* _DATASET_

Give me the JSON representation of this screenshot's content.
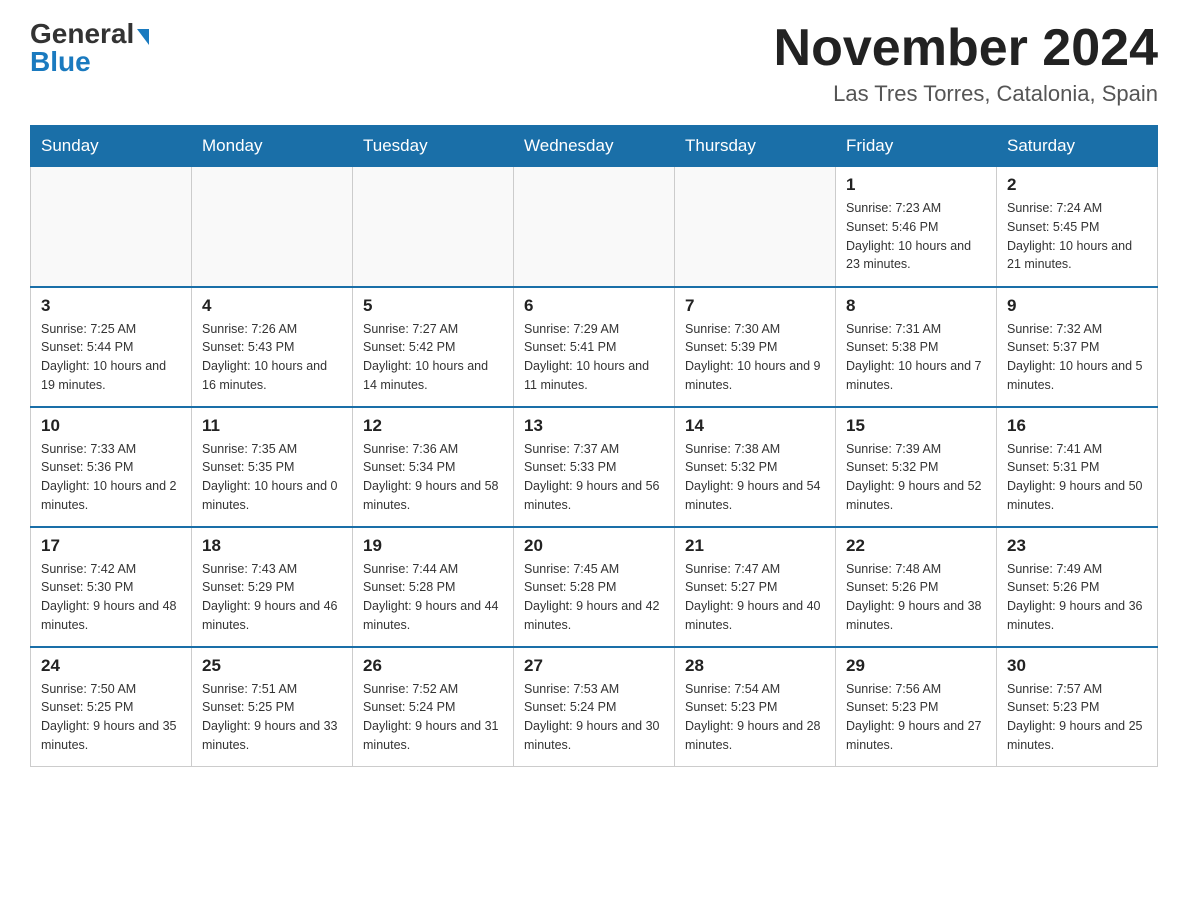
{
  "header": {
    "logo_general": "General",
    "logo_blue": "Blue",
    "title": "November 2024",
    "location": "Las Tres Torres, Catalonia, Spain"
  },
  "days_of_week": [
    "Sunday",
    "Monday",
    "Tuesday",
    "Wednesday",
    "Thursday",
    "Friday",
    "Saturday"
  ],
  "weeks": [
    [
      {
        "day": "",
        "info": ""
      },
      {
        "day": "",
        "info": ""
      },
      {
        "day": "",
        "info": ""
      },
      {
        "day": "",
        "info": ""
      },
      {
        "day": "",
        "info": ""
      },
      {
        "day": "1",
        "info": "Sunrise: 7:23 AM\nSunset: 5:46 PM\nDaylight: 10 hours and 23 minutes."
      },
      {
        "day": "2",
        "info": "Sunrise: 7:24 AM\nSunset: 5:45 PM\nDaylight: 10 hours and 21 minutes."
      }
    ],
    [
      {
        "day": "3",
        "info": "Sunrise: 7:25 AM\nSunset: 5:44 PM\nDaylight: 10 hours and 19 minutes."
      },
      {
        "day": "4",
        "info": "Sunrise: 7:26 AM\nSunset: 5:43 PM\nDaylight: 10 hours and 16 minutes."
      },
      {
        "day": "5",
        "info": "Sunrise: 7:27 AM\nSunset: 5:42 PM\nDaylight: 10 hours and 14 minutes."
      },
      {
        "day": "6",
        "info": "Sunrise: 7:29 AM\nSunset: 5:41 PM\nDaylight: 10 hours and 11 minutes."
      },
      {
        "day": "7",
        "info": "Sunrise: 7:30 AM\nSunset: 5:39 PM\nDaylight: 10 hours and 9 minutes."
      },
      {
        "day": "8",
        "info": "Sunrise: 7:31 AM\nSunset: 5:38 PM\nDaylight: 10 hours and 7 minutes."
      },
      {
        "day": "9",
        "info": "Sunrise: 7:32 AM\nSunset: 5:37 PM\nDaylight: 10 hours and 5 minutes."
      }
    ],
    [
      {
        "day": "10",
        "info": "Sunrise: 7:33 AM\nSunset: 5:36 PM\nDaylight: 10 hours and 2 minutes."
      },
      {
        "day": "11",
        "info": "Sunrise: 7:35 AM\nSunset: 5:35 PM\nDaylight: 10 hours and 0 minutes."
      },
      {
        "day": "12",
        "info": "Sunrise: 7:36 AM\nSunset: 5:34 PM\nDaylight: 9 hours and 58 minutes."
      },
      {
        "day": "13",
        "info": "Sunrise: 7:37 AM\nSunset: 5:33 PM\nDaylight: 9 hours and 56 minutes."
      },
      {
        "day": "14",
        "info": "Sunrise: 7:38 AM\nSunset: 5:32 PM\nDaylight: 9 hours and 54 minutes."
      },
      {
        "day": "15",
        "info": "Sunrise: 7:39 AM\nSunset: 5:32 PM\nDaylight: 9 hours and 52 minutes."
      },
      {
        "day": "16",
        "info": "Sunrise: 7:41 AM\nSunset: 5:31 PM\nDaylight: 9 hours and 50 minutes."
      }
    ],
    [
      {
        "day": "17",
        "info": "Sunrise: 7:42 AM\nSunset: 5:30 PM\nDaylight: 9 hours and 48 minutes."
      },
      {
        "day": "18",
        "info": "Sunrise: 7:43 AM\nSunset: 5:29 PM\nDaylight: 9 hours and 46 minutes."
      },
      {
        "day": "19",
        "info": "Sunrise: 7:44 AM\nSunset: 5:28 PM\nDaylight: 9 hours and 44 minutes."
      },
      {
        "day": "20",
        "info": "Sunrise: 7:45 AM\nSunset: 5:28 PM\nDaylight: 9 hours and 42 minutes."
      },
      {
        "day": "21",
        "info": "Sunrise: 7:47 AM\nSunset: 5:27 PM\nDaylight: 9 hours and 40 minutes."
      },
      {
        "day": "22",
        "info": "Sunrise: 7:48 AM\nSunset: 5:26 PM\nDaylight: 9 hours and 38 minutes."
      },
      {
        "day": "23",
        "info": "Sunrise: 7:49 AM\nSunset: 5:26 PM\nDaylight: 9 hours and 36 minutes."
      }
    ],
    [
      {
        "day": "24",
        "info": "Sunrise: 7:50 AM\nSunset: 5:25 PM\nDaylight: 9 hours and 35 minutes."
      },
      {
        "day": "25",
        "info": "Sunrise: 7:51 AM\nSunset: 5:25 PM\nDaylight: 9 hours and 33 minutes."
      },
      {
        "day": "26",
        "info": "Sunrise: 7:52 AM\nSunset: 5:24 PM\nDaylight: 9 hours and 31 minutes."
      },
      {
        "day": "27",
        "info": "Sunrise: 7:53 AM\nSunset: 5:24 PM\nDaylight: 9 hours and 30 minutes."
      },
      {
        "day": "28",
        "info": "Sunrise: 7:54 AM\nSunset: 5:23 PM\nDaylight: 9 hours and 28 minutes."
      },
      {
        "day": "29",
        "info": "Sunrise: 7:56 AM\nSunset: 5:23 PM\nDaylight: 9 hours and 27 minutes."
      },
      {
        "day": "30",
        "info": "Sunrise: 7:57 AM\nSunset: 5:23 PM\nDaylight: 9 hours and 25 minutes."
      }
    ]
  ]
}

* _WHAT THIS TASK INVOLVES_
Return the listing above word for word, with the pictures removed.

* _ANSWER_
Give me the JSON representation of this screenshot's content.
{
  "header": {
    "logo_general": "General",
    "logo_blue": "Blue",
    "title": "November 2024",
    "location": "Las Tres Torres, Catalonia, Spain"
  },
  "days_of_week": [
    "Sunday",
    "Monday",
    "Tuesday",
    "Wednesday",
    "Thursday",
    "Friday",
    "Saturday"
  ],
  "weeks": [
    [
      {
        "day": "",
        "info": ""
      },
      {
        "day": "",
        "info": ""
      },
      {
        "day": "",
        "info": ""
      },
      {
        "day": "",
        "info": ""
      },
      {
        "day": "",
        "info": ""
      },
      {
        "day": "1",
        "info": "Sunrise: 7:23 AM\nSunset: 5:46 PM\nDaylight: 10 hours and 23 minutes."
      },
      {
        "day": "2",
        "info": "Sunrise: 7:24 AM\nSunset: 5:45 PM\nDaylight: 10 hours and 21 minutes."
      }
    ],
    [
      {
        "day": "3",
        "info": "Sunrise: 7:25 AM\nSunset: 5:44 PM\nDaylight: 10 hours and 19 minutes."
      },
      {
        "day": "4",
        "info": "Sunrise: 7:26 AM\nSunset: 5:43 PM\nDaylight: 10 hours and 16 minutes."
      },
      {
        "day": "5",
        "info": "Sunrise: 7:27 AM\nSunset: 5:42 PM\nDaylight: 10 hours and 14 minutes."
      },
      {
        "day": "6",
        "info": "Sunrise: 7:29 AM\nSunset: 5:41 PM\nDaylight: 10 hours and 11 minutes."
      },
      {
        "day": "7",
        "info": "Sunrise: 7:30 AM\nSunset: 5:39 PM\nDaylight: 10 hours and 9 minutes."
      },
      {
        "day": "8",
        "info": "Sunrise: 7:31 AM\nSunset: 5:38 PM\nDaylight: 10 hours and 7 minutes."
      },
      {
        "day": "9",
        "info": "Sunrise: 7:32 AM\nSunset: 5:37 PM\nDaylight: 10 hours and 5 minutes."
      }
    ],
    [
      {
        "day": "10",
        "info": "Sunrise: 7:33 AM\nSunset: 5:36 PM\nDaylight: 10 hours and 2 minutes."
      },
      {
        "day": "11",
        "info": "Sunrise: 7:35 AM\nSunset: 5:35 PM\nDaylight: 10 hours and 0 minutes."
      },
      {
        "day": "12",
        "info": "Sunrise: 7:36 AM\nSunset: 5:34 PM\nDaylight: 9 hours and 58 minutes."
      },
      {
        "day": "13",
        "info": "Sunrise: 7:37 AM\nSunset: 5:33 PM\nDaylight: 9 hours and 56 minutes."
      },
      {
        "day": "14",
        "info": "Sunrise: 7:38 AM\nSunset: 5:32 PM\nDaylight: 9 hours and 54 minutes."
      },
      {
        "day": "15",
        "info": "Sunrise: 7:39 AM\nSunset: 5:32 PM\nDaylight: 9 hours and 52 minutes."
      },
      {
        "day": "16",
        "info": "Sunrise: 7:41 AM\nSunset: 5:31 PM\nDaylight: 9 hours and 50 minutes."
      }
    ],
    [
      {
        "day": "17",
        "info": "Sunrise: 7:42 AM\nSunset: 5:30 PM\nDaylight: 9 hours and 48 minutes."
      },
      {
        "day": "18",
        "info": "Sunrise: 7:43 AM\nSunset: 5:29 PM\nDaylight: 9 hours and 46 minutes."
      },
      {
        "day": "19",
        "info": "Sunrise: 7:44 AM\nSunset: 5:28 PM\nDaylight: 9 hours and 44 minutes."
      },
      {
        "day": "20",
        "info": "Sunrise: 7:45 AM\nSunset: 5:28 PM\nDaylight: 9 hours and 42 minutes."
      },
      {
        "day": "21",
        "info": "Sunrise: 7:47 AM\nSunset: 5:27 PM\nDaylight: 9 hours and 40 minutes."
      },
      {
        "day": "22",
        "info": "Sunrise: 7:48 AM\nSunset: 5:26 PM\nDaylight: 9 hours and 38 minutes."
      },
      {
        "day": "23",
        "info": "Sunrise: 7:49 AM\nSunset: 5:26 PM\nDaylight: 9 hours and 36 minutes."
      }
    ],
    [
      {
        "day": "24",
        "info": "Sunrise: 7:50 AM\nSunset: 5:25 PM\nDaylight: 9 hours and 35 minutes."
      },
      {
        "day": "25",
        "info": "Sunrise: 7:51 AM\nSunset: 5:25 PM\nDaylight: 9 hours and 33 minutes."
      },
      {
        "day": "26",
        "info": "Sunrise: 7:52 AM\nSunset: 5:24 PM\nDaylight: 9 hours and 31 minutes."
      },
      {
        "day": "27",
        "info": "Sunrise: 7:53 AM\nSunset: 5:24 PM\nDaylight: 9 hours and 30 minutes."
      },
      {
        "day": "28",
        "info": "Sunrise: 7:54 AM\nSunset: 5:23 PM\nDaylight: 9 hours and 28 minutes."
      },
      {
        "day": "29",
        "info": "Sunrise: 7:56 AM\nSunset: 5:23 PM\nDaylight: 9 hours and 27 minutes."
      },
      {
        "day": "30",
        "info": "Sunrise: 7:57 AM\nSunset: 5:23 PM\nDaylight: 9 hours and 25 minutes."
      }
    ]
  ]
}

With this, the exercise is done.